__Request__. Find every line below that contains the word "structure" and copy it out.
╭─ Data in this exercise
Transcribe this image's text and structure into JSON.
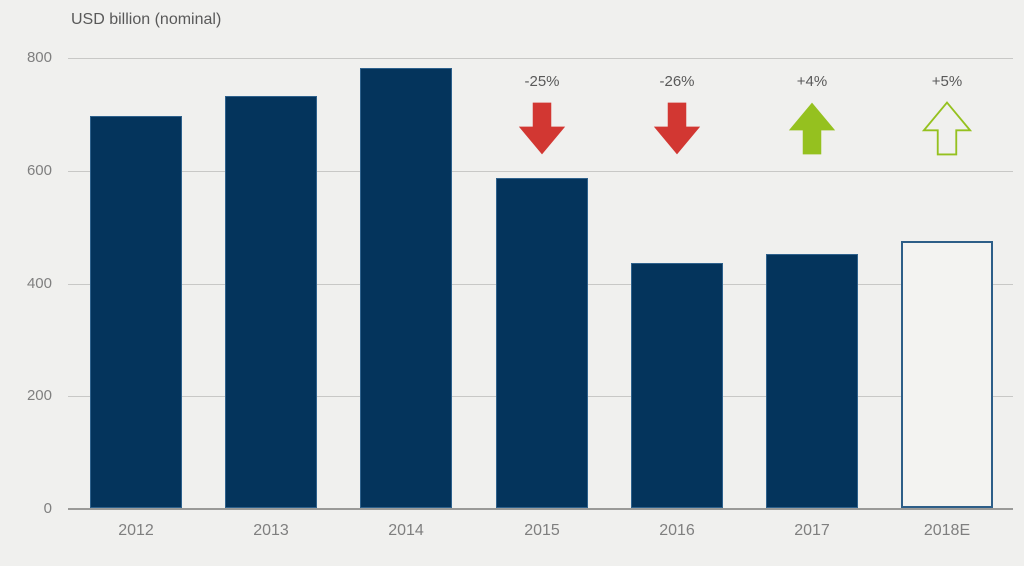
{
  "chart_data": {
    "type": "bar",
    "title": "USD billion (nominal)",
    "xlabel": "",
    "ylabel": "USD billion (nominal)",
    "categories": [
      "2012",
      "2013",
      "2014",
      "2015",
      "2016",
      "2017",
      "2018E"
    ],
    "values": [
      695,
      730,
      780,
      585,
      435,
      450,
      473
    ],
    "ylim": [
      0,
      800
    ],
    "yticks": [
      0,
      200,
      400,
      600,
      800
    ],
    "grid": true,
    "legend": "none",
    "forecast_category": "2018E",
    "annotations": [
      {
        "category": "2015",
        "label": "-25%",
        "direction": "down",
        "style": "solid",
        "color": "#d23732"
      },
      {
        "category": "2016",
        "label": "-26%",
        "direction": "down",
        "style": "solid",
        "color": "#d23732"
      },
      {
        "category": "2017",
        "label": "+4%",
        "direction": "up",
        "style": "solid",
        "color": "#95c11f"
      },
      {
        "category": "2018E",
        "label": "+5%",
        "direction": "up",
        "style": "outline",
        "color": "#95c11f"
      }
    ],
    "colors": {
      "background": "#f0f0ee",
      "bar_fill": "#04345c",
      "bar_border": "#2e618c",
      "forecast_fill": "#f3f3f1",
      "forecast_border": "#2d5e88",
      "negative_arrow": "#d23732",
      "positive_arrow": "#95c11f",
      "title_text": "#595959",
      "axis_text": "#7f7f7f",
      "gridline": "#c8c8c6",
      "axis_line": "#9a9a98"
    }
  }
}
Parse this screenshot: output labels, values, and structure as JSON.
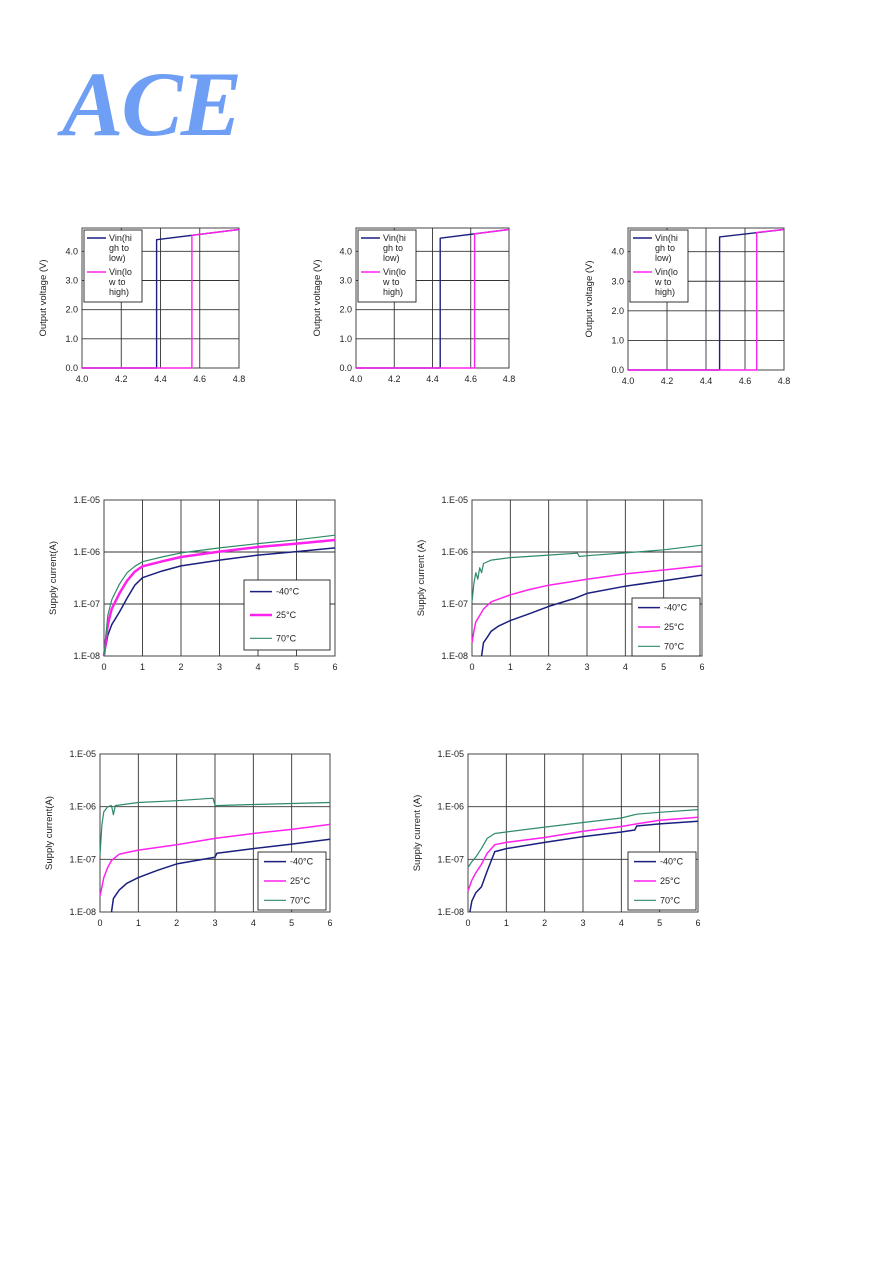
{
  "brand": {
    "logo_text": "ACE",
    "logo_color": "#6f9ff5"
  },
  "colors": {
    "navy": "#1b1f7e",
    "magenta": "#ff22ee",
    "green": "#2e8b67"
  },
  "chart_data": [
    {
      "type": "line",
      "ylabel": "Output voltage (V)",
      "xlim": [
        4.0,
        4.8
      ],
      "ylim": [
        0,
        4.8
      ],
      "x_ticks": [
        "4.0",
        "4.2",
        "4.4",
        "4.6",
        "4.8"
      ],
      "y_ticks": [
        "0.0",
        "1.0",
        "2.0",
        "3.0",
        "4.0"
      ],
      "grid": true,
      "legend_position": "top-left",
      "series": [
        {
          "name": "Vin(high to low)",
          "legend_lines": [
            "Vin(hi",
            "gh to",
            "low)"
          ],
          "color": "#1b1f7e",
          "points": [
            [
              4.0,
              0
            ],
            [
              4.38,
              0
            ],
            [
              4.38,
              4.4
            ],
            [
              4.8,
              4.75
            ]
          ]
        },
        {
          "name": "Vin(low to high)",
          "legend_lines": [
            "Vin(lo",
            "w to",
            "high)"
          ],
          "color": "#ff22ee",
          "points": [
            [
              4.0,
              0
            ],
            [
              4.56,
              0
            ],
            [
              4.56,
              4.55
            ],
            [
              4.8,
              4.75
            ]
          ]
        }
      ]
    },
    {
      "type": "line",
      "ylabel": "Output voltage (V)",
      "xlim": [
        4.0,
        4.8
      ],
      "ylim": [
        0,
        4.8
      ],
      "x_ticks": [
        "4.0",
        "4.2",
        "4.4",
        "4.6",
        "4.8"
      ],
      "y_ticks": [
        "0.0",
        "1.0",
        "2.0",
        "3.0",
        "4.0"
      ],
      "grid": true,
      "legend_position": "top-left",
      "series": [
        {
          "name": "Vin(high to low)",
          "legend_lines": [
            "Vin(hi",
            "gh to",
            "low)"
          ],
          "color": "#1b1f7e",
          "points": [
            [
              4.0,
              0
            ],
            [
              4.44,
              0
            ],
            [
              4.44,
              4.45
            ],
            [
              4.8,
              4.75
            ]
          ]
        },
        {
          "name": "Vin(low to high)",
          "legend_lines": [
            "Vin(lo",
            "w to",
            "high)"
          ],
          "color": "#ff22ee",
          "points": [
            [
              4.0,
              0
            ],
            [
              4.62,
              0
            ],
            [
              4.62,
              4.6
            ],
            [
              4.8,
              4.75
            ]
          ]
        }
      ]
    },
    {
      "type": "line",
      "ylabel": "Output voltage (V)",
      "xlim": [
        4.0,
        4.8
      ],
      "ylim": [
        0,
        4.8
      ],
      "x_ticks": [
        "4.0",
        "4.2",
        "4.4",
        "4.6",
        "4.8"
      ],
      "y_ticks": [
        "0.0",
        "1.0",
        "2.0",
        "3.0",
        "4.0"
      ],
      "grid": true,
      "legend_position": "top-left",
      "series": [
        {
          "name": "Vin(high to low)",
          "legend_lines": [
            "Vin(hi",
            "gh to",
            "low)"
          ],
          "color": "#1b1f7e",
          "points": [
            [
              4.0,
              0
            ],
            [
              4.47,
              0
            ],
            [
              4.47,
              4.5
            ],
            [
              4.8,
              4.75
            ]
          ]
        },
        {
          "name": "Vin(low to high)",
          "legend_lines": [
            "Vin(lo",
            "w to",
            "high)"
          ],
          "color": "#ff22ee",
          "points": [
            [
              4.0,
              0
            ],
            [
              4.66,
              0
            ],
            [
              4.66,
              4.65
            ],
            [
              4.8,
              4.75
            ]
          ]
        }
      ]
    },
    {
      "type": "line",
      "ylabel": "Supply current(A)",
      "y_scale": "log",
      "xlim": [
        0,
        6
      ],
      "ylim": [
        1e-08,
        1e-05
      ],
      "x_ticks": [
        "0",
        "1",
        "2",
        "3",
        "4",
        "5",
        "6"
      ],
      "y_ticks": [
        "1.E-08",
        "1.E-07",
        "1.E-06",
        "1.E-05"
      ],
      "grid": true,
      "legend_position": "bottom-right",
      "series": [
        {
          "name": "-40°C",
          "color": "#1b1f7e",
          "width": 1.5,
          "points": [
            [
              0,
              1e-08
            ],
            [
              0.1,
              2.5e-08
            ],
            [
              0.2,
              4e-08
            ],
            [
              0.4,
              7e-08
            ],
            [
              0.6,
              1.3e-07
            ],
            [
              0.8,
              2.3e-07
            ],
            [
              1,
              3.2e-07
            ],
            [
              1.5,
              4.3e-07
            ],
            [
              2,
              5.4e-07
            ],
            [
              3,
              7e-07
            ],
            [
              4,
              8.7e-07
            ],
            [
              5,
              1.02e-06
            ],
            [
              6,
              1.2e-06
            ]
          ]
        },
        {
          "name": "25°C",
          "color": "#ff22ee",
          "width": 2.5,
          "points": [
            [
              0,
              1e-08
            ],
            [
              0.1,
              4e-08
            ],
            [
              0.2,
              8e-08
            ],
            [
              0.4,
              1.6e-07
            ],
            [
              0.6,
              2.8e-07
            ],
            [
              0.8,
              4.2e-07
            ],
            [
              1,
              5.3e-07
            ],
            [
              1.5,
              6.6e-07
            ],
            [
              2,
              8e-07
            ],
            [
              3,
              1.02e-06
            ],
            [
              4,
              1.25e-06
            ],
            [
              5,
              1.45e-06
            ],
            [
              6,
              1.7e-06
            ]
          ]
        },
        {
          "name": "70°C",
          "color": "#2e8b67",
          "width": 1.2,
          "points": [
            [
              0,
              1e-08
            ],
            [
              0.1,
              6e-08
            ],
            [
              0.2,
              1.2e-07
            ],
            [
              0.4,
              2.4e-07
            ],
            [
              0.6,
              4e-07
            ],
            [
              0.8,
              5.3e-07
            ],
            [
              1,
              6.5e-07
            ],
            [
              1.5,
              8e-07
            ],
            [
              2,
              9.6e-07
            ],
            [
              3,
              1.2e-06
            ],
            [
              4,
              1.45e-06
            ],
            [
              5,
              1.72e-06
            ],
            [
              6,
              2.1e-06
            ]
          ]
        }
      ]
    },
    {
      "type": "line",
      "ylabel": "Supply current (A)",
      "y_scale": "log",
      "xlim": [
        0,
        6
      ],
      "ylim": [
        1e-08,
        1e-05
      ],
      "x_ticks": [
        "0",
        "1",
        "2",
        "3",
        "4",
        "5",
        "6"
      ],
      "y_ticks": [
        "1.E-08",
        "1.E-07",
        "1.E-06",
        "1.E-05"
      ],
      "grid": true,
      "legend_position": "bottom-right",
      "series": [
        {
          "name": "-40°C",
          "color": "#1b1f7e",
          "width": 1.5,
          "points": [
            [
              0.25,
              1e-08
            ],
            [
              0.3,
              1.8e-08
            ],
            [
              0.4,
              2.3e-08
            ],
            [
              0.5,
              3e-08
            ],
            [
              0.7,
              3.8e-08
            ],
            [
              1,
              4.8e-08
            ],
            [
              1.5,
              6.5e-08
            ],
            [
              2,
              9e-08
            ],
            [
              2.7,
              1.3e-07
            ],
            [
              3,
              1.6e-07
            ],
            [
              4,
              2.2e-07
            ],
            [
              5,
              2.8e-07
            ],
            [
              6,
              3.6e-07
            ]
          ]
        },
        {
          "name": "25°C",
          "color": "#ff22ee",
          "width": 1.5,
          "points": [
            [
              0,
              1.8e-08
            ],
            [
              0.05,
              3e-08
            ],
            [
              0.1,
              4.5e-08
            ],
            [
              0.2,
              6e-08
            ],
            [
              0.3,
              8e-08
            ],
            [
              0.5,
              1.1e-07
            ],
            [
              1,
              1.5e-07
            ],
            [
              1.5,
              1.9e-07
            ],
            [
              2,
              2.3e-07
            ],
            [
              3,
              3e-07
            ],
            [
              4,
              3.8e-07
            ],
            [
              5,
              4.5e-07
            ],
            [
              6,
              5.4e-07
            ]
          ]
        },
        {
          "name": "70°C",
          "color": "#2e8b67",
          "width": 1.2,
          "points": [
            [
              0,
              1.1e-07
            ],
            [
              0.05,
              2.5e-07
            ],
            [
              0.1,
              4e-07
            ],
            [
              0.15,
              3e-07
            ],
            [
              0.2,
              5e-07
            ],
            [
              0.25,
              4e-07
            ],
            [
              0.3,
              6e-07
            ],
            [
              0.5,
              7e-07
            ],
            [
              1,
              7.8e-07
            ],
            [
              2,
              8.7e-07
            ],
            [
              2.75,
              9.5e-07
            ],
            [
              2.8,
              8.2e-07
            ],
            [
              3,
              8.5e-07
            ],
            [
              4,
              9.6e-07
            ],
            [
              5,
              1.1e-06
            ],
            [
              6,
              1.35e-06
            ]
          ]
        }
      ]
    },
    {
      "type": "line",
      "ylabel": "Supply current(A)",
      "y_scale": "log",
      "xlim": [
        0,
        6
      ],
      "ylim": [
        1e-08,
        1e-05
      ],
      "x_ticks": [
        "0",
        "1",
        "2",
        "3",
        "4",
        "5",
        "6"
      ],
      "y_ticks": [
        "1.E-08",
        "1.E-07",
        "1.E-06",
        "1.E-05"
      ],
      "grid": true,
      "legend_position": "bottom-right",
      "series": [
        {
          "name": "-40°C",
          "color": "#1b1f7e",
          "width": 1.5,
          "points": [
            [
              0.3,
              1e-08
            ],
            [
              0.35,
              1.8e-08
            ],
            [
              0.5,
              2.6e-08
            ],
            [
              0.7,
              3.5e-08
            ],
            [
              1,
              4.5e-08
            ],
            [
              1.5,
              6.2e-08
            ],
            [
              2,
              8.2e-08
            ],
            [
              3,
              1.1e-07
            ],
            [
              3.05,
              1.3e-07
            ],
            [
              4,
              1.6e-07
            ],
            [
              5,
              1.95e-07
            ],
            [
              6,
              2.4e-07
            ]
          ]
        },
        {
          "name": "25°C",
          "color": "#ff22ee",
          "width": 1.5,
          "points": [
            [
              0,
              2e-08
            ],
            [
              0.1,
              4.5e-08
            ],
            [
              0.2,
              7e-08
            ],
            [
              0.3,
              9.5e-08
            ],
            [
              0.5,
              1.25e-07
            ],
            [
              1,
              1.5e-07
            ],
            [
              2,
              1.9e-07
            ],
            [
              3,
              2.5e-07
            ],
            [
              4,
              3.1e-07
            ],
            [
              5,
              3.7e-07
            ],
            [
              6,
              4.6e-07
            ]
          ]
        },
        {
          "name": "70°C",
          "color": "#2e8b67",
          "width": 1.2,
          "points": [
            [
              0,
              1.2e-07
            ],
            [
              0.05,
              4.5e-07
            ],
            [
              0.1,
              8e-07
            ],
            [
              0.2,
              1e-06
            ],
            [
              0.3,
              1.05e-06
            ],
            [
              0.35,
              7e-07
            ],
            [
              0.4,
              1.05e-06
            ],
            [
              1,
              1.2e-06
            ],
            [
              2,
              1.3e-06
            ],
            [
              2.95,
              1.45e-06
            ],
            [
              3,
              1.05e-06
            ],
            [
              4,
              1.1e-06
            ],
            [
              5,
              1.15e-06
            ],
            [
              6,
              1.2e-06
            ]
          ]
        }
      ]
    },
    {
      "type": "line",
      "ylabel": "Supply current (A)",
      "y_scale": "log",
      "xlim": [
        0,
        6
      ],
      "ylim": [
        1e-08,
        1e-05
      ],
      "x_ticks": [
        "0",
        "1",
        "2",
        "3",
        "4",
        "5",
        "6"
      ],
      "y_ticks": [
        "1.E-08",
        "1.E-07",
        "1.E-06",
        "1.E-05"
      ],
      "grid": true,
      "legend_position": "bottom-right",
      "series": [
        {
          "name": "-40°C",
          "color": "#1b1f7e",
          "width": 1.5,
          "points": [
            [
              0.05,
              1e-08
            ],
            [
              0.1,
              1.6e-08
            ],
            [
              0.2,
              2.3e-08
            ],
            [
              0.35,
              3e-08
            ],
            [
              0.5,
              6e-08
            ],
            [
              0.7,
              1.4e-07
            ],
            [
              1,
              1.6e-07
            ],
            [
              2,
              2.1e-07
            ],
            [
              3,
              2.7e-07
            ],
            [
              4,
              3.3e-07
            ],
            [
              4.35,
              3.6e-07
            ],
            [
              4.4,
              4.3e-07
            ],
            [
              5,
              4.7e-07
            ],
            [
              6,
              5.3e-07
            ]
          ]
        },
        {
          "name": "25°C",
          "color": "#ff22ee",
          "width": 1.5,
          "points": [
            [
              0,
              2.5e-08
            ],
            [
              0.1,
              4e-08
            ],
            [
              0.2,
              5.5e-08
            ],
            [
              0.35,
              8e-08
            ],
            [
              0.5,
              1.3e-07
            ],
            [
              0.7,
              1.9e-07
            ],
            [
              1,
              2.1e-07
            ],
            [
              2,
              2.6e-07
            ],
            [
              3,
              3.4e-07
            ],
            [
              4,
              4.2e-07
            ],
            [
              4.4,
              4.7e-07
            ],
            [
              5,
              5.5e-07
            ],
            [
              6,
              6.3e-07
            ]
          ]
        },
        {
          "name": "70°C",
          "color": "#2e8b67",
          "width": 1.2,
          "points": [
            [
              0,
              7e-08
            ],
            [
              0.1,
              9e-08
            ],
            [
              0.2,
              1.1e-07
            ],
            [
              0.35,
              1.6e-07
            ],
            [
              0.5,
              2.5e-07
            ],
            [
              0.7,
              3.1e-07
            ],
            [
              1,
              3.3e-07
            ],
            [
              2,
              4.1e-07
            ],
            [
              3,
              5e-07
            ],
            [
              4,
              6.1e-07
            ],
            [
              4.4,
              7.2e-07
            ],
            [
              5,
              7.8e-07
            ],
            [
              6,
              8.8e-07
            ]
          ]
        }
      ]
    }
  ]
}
╰─
__Output below__.
Transcribe this image's text and structure into JSON.
Parse this screenshot: output labels, values, and structure as JSON.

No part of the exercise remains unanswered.